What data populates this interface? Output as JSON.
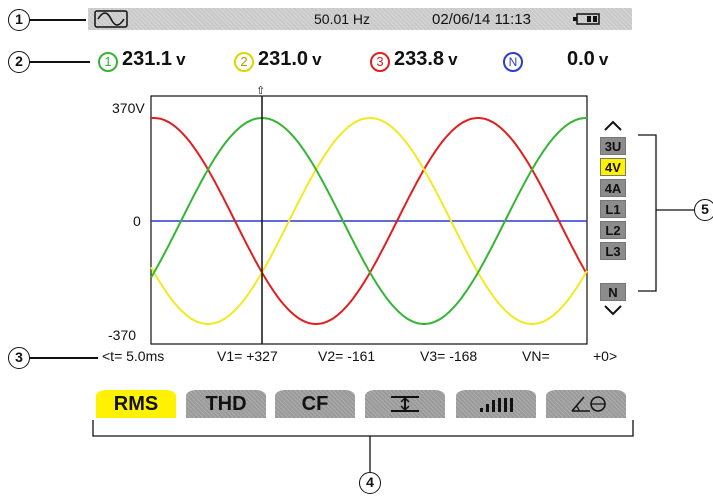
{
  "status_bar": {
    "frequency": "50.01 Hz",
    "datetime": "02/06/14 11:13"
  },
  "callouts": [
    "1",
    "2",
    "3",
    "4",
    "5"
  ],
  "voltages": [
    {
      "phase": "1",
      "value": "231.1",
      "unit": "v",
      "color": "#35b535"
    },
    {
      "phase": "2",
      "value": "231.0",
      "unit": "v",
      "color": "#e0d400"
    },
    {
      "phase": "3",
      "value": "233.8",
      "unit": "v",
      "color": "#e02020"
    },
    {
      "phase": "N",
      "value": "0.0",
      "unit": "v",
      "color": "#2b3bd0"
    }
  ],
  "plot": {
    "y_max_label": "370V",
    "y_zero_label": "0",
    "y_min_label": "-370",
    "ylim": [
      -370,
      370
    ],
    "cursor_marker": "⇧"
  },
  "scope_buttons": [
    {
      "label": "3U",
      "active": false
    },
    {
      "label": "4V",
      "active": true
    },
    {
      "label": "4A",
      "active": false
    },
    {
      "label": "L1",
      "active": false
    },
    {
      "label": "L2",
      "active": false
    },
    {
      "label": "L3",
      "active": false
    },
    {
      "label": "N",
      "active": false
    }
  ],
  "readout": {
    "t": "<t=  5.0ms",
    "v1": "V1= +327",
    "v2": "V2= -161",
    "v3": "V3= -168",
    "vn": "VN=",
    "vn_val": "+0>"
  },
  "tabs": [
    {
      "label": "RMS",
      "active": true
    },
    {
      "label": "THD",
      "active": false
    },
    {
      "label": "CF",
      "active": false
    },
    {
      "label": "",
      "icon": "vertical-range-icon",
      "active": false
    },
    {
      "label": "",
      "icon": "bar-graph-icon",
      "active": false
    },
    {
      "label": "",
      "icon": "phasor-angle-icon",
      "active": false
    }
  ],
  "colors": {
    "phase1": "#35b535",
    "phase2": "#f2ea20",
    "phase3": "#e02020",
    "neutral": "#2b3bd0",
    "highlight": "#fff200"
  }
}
- - - - -
(Required work) Your task is to reproduce all of the material exactly. The pictures stay out.

(Solution for this exercise)
What data populates this interface? Output as JSON.
{
  "status_bar": {
    "frequency": "50.01 Hz",
    "datetime": "02/06/14 11:13"
  },
  "callouts": [
    "1",
    "2",
    "3",
    "4",
    "5"
  ],
  "voltages": [
    {
      "phase": "1",
      "value": "231.1",
      "unit": "v",
      "color": "#35b535"
    },
    {
      "phase": "2",
      "value": "231.0",
      "unit": "v",
      "color": "#e0d400"
    },
    {
      "phase": "3",
      "value": "233.8",
      "unit": "v",
      "color": "#e02020"
    },
    {
      "phase": "N",
      "value": "0.0",
      "unit": "v",
      "color": "#2b3bd0"
    }
  ],
  "plot": {
    "y_max_label": "370V",
    "y_zero_label": "0",
    "y_min_label": "-370",
    "ylim": [
      -370,
      370
    ],
    "cursor_marker": "⇧"
  },
  "scope_buttons": [
    {
      "label": "3U",
      "active": false
    },
    {
      "label": "4V",
      "active": true
    },
    {
      "label": "4A",
      "active": false
    },
    {
      "label": "L1",
      "active": false
    },
    {
      "label": "L2",
      "active": false
    },
    {
      "label": "L3",
      "active": false
    },
    {
      "label": "N",
      "active": false
    }
  ],
  "readout": {
    "t": "<t=  5.0ms",
    "v1": "V1= +327",
    "v2": "V2= -161",
    "v3": "V3= -168",
    "vn": "VN=",
    "vn_val": "+0>"
  },
  "tabs": [
    {
      "label": "RMS",
      "active": true
    },
    {
      "label": "THD",
      "active": false
    },
    {
      "label": "CF",
      "active": false
    },
    {
      "label": "",
      "icon": "vertical-range-icon",
      "active": false
    },
    {
      "label": "",
      "icon": "bar-graph-icon",
      "active": false
    },
    {
      "label": "",
      "icon": "phasor-angle-icon",
      "active": false
    }
  ],
  "colors": {
    "phase1": "#35b535",
    "phase2": "#f2ea20",
    "phase3": "#e02020",
    "neutral": "#2b3bd0",
    "highlight": "#fff200"
  }
}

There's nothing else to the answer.